▸ **STATED GOAL**
All of the entries must be reproduced exactly, with no images carried over.

====== INFORMATION PROVIDED ======

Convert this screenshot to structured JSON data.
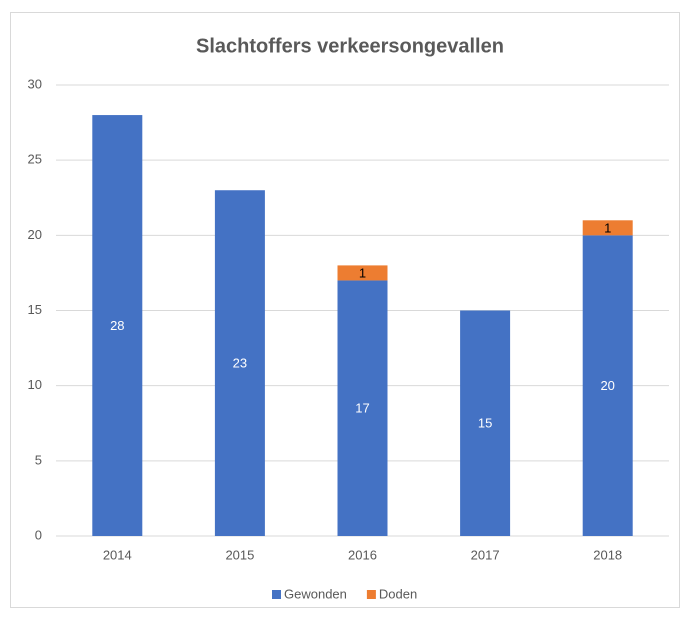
{
  "chart_data": {
    "type": "stacked_bar",
    "title": "Slachtoffers verkeersongevallen",
    "categories": [
      "2014",
      "2015",
      "2016",
      "2017",
      "2018"
    ],
    "series": [
      {
        "name": "Gewonden",
        "color": "#4472c4",
        "values": [
          28,
          23,
          17,
          15,
          20
        ]
      },
      {
        "name": "Doden",
        "color": "#ed7d31",
        "values": [
          null,
          null,
          1,
          null,
          1
        ]
      }
    ],
    "ylim": [
      0,
      30
    ],
    "yticks": [
      0,
      5,
      10,
      15,
      20,
      25,
      30
    ],
    "grid": true,
    "legend": "bottom"
  }
}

======

▸ **RESULT**
Convert this screenshot to structured JSON data.
{
  "chart_data": {
    "type": "stacked_bar",
    "title": "Slachtoffers verkeersongevallen",
    "categories": [
      "2014",
      "2015",
      "2016",
      "2017",
      "2018"
    ],
    "series": [
      {
        "name": "Gewonden",
        "color": "#4472c4",
        "values": [
          28,
          23,
          17,
          15,
          20
        ]
      },
      {
        "name": "Doden",
        "color": "#ed7d31",
        "values": [
          null,
          null,
          1,
          null,
          1
        ]
      }
    ],
    "ylim": [
      0,
      30
    ],
    "yticks": [
      0,
      5,
      10,
      15,
      20,
      25,
      30
    ],
    "grid": true,
    "legend": "bottom"
  }
}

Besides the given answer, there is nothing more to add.